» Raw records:
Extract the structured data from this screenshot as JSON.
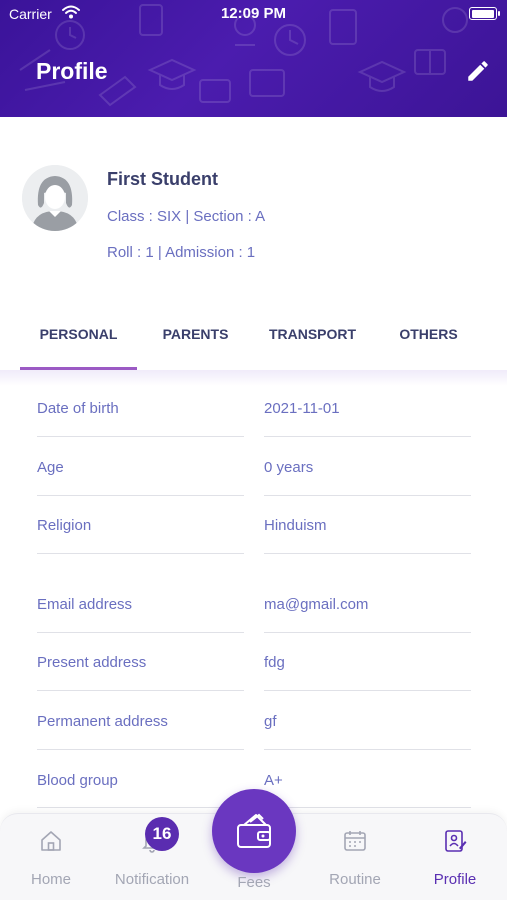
{
  "status_bar": {
    "carrier": "Carrier",
    "time": "12:09 PM"
  },
  "header": {
    "title": "Profile"
  },
  "student": {
    "name": "First Student",
    "class_section": "Class : SIX | Section : A",
    "roll_admission": "Roll : 1 | Admission : 1"
  },
  "tabs": [
    {
      "label": "PERSONAL"
    },
    {
      "label": "PARENTS"
    },
    {
      "label": "TRANSPORT"
    },
    {
      "label": "OTHERS"
    }
  ],
  "personal": [
    {
      "label": "Date of birth",
      "value": "2021-11-01"
    },
    {
      "label": "Age",
      "value": "0 years"
    },
    {
      "label": "Religion",
      "value": "Hinduism"
    },
    {
      "label": "Email address",
      "value": "ma@gmail.com"
    },
    {
      "label": "Present address",
      "value": "fdg"
    },
    {
      "label": "Permanent address",
      "value": "gf"
    },
    {
      "label": "Blood group",
      "value": "A+"
    }
  ],
  "bottom_nav": {
    "home": "Home",
    "notification": "Notification",
    "notification_count": "16",
    "fees": "Fees",
    "routine": "Routine",
    "profile": "Profile"
  },
  "colors": {
    "primary": "#4b1cae",
    "accent": "#6a37c0",
    "text": "#6a6fc0",
    "active_tab": "#9b5ac4"
  }
}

» What this task involves: Which lines above contain "value"? Show each of them.

» Output for this exercise:
      "value": "2021-11-01"
      "value": "0 years"
      "value": "Hinduism"
      "value": "ma@gmail.com"
      "value": "fdg"
      "value": "gf"
      "value": "A+"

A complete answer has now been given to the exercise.